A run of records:
__________________________________________________
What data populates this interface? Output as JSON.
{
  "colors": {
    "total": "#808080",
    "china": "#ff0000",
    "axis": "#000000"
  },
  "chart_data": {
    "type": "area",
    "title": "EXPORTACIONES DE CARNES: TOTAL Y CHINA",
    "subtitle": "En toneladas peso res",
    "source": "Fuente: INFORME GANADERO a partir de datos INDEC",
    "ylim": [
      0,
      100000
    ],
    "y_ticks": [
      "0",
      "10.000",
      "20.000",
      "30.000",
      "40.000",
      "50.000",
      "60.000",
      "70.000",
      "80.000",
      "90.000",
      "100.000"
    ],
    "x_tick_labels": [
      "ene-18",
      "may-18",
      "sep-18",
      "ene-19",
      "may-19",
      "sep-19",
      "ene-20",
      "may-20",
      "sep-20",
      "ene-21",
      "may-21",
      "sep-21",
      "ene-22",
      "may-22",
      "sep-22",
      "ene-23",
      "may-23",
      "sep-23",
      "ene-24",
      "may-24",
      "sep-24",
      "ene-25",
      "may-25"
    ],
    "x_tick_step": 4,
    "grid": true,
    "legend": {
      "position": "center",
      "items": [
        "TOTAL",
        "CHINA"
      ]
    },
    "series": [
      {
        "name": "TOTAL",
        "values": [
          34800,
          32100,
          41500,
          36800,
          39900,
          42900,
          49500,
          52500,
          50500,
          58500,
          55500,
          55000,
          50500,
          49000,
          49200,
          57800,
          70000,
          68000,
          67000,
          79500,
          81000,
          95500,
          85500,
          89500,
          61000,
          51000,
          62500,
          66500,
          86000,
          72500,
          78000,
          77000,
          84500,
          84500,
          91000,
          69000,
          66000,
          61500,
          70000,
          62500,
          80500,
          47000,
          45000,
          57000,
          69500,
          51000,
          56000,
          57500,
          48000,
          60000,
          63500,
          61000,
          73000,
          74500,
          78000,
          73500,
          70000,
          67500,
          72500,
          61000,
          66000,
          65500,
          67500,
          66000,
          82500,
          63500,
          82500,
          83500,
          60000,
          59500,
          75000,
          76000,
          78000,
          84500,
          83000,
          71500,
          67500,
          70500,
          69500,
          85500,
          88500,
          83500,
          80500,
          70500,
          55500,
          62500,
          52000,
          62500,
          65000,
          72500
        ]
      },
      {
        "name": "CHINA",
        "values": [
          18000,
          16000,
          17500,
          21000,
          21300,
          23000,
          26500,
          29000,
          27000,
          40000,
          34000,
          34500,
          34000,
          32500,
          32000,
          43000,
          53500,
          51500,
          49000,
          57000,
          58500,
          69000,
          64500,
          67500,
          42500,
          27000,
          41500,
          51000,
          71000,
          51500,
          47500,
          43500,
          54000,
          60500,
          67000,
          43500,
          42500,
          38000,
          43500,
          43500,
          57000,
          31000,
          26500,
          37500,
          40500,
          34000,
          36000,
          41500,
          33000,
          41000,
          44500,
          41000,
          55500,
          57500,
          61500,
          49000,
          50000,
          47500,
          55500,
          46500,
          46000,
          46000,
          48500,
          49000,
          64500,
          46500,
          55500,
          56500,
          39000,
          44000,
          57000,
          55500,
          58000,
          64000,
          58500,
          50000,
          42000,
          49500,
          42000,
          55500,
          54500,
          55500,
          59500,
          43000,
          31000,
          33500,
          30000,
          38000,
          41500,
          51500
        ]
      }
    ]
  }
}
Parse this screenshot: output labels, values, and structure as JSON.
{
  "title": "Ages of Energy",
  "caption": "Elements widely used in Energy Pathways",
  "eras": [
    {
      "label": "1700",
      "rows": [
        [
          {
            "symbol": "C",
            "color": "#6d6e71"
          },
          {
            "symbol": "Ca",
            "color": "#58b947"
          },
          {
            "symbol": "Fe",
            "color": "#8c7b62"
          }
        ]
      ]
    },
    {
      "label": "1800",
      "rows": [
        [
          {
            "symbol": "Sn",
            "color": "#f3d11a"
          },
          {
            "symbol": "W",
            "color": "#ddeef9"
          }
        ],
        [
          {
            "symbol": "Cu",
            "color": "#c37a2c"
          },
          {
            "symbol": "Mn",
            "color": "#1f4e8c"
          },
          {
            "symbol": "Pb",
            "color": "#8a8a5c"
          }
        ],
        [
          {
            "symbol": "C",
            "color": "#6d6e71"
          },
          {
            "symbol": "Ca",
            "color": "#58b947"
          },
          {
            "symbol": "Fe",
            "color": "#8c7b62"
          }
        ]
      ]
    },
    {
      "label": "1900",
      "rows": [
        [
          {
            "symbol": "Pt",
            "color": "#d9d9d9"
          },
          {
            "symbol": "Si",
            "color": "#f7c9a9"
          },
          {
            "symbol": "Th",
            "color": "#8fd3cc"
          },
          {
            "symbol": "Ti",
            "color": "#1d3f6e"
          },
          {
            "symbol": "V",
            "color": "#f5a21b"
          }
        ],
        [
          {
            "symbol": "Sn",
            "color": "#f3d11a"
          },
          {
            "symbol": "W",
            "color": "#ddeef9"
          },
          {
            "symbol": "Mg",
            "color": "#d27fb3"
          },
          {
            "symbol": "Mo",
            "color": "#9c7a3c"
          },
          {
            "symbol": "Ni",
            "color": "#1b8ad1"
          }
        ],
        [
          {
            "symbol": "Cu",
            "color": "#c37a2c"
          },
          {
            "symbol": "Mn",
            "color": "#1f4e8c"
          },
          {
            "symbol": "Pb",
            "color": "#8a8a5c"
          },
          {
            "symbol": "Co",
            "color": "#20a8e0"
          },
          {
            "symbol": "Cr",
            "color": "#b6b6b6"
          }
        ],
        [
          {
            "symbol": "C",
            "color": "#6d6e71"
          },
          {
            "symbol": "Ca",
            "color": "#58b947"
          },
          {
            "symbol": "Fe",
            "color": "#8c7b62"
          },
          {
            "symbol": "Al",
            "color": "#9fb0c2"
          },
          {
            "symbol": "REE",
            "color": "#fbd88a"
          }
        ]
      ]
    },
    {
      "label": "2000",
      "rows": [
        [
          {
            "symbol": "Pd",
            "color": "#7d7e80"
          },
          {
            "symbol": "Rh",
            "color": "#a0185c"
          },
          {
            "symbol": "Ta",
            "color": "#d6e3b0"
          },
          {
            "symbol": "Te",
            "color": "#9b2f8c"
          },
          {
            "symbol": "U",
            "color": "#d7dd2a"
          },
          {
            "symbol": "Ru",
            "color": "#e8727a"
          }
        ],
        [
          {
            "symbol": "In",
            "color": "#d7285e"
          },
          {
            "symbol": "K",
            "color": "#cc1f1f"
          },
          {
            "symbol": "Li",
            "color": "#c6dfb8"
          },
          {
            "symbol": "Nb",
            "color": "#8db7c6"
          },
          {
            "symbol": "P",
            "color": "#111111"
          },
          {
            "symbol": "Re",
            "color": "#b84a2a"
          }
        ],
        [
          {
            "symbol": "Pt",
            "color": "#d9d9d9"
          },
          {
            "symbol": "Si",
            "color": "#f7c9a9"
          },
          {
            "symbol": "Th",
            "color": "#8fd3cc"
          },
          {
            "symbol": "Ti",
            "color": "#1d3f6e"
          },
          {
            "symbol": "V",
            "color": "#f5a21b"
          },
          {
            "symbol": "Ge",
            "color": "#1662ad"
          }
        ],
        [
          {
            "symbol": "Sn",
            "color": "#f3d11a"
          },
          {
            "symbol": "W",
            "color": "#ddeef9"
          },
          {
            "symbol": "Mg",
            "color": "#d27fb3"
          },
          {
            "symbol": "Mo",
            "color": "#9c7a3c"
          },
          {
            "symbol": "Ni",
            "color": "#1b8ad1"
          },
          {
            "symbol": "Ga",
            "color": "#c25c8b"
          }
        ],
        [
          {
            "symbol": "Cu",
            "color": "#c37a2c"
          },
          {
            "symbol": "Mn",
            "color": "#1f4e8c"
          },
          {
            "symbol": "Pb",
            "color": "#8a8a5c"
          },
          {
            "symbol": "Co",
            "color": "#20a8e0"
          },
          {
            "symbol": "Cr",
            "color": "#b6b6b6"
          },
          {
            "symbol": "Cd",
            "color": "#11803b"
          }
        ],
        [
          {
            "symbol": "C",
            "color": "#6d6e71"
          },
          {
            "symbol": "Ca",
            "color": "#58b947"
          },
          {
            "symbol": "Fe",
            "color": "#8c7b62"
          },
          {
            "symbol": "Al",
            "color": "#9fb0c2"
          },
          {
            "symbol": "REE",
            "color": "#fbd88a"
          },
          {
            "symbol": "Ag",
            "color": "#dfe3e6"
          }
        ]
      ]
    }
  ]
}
__________________________________________________
■ TASK DETAILS: Look through the entries above. Extract each line with the word "this".

■ COMPLETED TASK:
What data populates this interface? Output as JSON.
Parse this screenshot: output labels, values, and structure as JSON.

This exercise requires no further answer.